- _WRITTEN PROBLEM_:
Quote all entries in full, exactly.

- _ENTRIES SUPPLIED_:
○ ○ ○ ○ ○

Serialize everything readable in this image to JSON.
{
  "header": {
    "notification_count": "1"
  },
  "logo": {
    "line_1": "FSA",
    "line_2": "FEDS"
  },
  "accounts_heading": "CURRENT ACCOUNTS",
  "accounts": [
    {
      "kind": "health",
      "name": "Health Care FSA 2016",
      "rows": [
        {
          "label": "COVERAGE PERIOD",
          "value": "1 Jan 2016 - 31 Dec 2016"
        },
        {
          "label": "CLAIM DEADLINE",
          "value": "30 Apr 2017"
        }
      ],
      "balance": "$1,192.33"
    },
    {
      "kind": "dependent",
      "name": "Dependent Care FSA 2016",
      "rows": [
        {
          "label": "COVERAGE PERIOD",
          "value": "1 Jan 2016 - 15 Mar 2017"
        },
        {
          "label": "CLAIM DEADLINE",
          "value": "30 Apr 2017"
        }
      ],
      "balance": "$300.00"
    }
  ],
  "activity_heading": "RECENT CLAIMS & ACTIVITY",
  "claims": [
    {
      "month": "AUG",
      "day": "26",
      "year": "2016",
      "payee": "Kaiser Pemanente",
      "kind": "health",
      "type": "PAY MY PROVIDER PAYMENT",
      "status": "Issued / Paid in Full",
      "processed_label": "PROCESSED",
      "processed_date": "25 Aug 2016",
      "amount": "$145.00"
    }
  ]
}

○ ○ ○ ○ ○

- _THE RESULT_:
Serialize everything readable in this image to JSON.
{
  "header": {
    "notification_count": "1"
  },
  "logo": {
    "line_1": "FSA",
    "line_2": "FEDS"
  },
  "accounts_heading": "CURRENT ACCOUNTS",
  "accounts": [
    {
      "kind": "health",
      "name": "Health Care FSA 2016",
      "rows": [
        {
          "label": "COVERAGE PERIOD",
          "value": "1 Jan 2016 - 31 Dec 2016"
        },
        {
          "label": "CLAIM DEADLINE",
          "value": "30 Apr 2017"
        }
      ],
      "balance": "$1,192.33"
    },
    {
      "kind": "dependent",
      "name": "Dependent Care FSA 2016",
      "rows": [
        {
          "label": "COVERAGE PERIOD",
          "value": "1 Jan 2016 - 15 Mar 2017"
        },
        {
          "label": "CLAIM DEADLINE",
          "value": "30 Apr 2017"
        }
      ],
      "balance": "$300.00"
    }
  ],
  "activity_heading": "RECENT CLAIMS & ACTIVITY",
  "claims": [
    {
      "month": "AUG",
      "day": "26",
      "year": "2016",
      "payee": "Kaiser Pemanente",
      "kind": "health",
      "type": "PAY MY PROVIDER PAYMENT",
      "status": "Issued / Paid in Full",
      "processed_label": "PROCESSED",
      "processed_date": "25 Aug 2016",
      "amount": "$145.00"
    }
  ]
}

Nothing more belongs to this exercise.